Stated problem — Please give the count of lines holding the string "JĘZYK" and nothing besides.

Records to use —
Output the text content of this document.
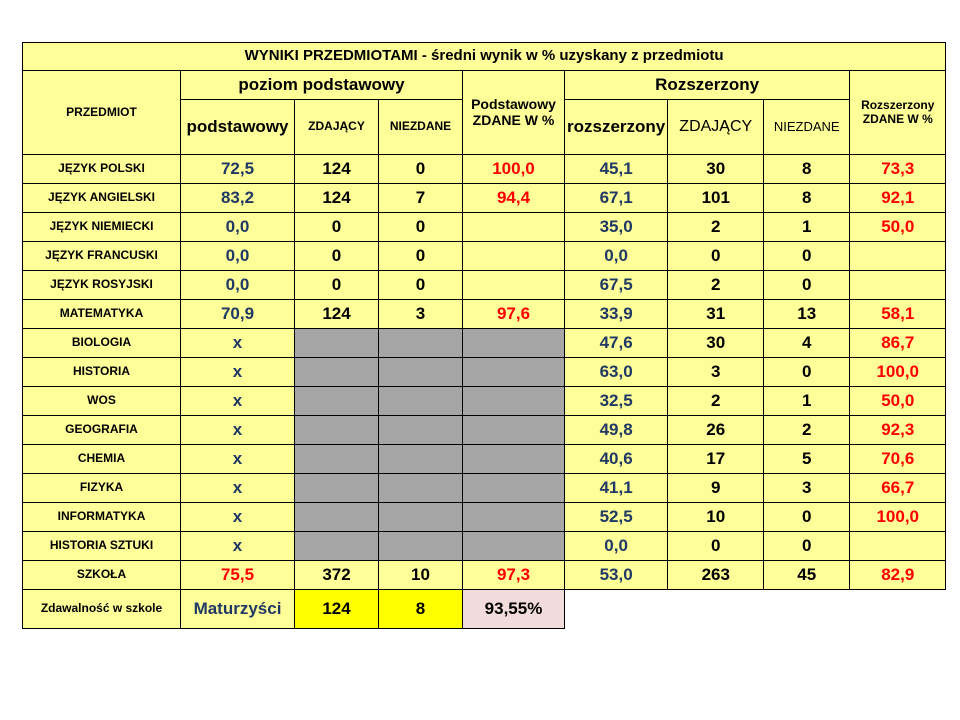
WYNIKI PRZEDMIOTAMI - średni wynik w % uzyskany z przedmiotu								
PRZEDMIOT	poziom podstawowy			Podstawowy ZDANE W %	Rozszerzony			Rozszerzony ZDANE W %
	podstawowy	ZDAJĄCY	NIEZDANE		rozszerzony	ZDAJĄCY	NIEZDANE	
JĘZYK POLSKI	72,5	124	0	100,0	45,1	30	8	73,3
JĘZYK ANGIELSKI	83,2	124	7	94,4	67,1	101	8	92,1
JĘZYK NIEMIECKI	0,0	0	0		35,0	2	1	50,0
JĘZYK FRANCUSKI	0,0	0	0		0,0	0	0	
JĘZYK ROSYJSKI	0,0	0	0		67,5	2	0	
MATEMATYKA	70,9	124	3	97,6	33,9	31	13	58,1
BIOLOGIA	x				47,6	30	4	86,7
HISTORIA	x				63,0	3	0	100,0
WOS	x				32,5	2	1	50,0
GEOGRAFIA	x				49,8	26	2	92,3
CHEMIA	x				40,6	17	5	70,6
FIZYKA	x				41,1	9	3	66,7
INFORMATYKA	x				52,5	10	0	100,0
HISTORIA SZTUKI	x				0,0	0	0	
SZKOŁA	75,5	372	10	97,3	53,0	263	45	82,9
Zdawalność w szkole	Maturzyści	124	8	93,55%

...

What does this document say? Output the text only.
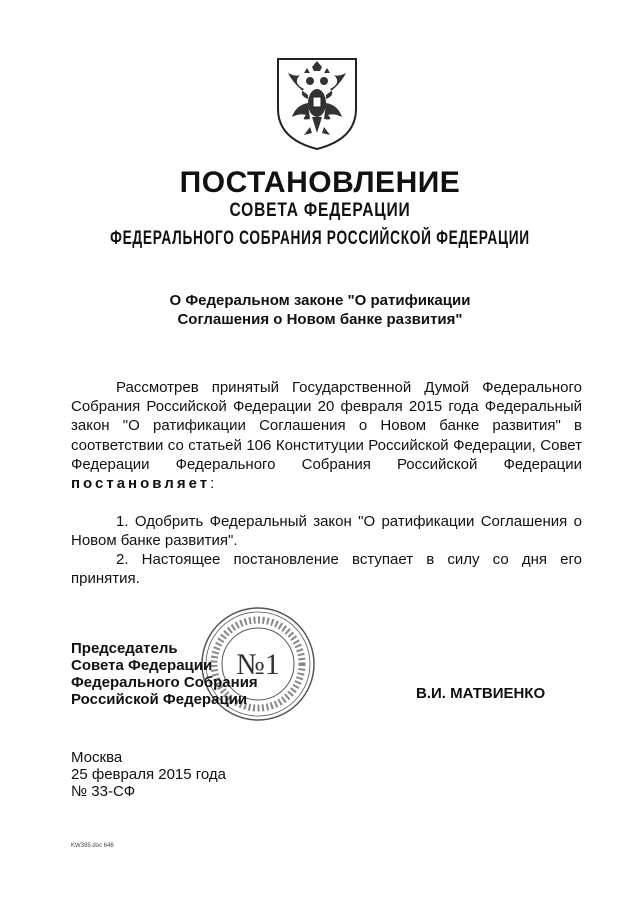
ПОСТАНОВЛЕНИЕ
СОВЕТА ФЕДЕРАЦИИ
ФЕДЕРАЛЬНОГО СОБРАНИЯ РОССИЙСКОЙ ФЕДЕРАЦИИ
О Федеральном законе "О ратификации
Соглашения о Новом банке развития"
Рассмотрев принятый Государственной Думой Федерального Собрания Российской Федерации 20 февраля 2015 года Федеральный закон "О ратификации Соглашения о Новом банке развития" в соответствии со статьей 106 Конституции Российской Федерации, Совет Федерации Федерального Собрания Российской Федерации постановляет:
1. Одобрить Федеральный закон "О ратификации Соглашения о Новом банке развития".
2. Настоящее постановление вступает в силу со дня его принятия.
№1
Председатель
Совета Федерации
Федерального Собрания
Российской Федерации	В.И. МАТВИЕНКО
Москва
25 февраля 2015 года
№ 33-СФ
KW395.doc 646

Solved problem — 5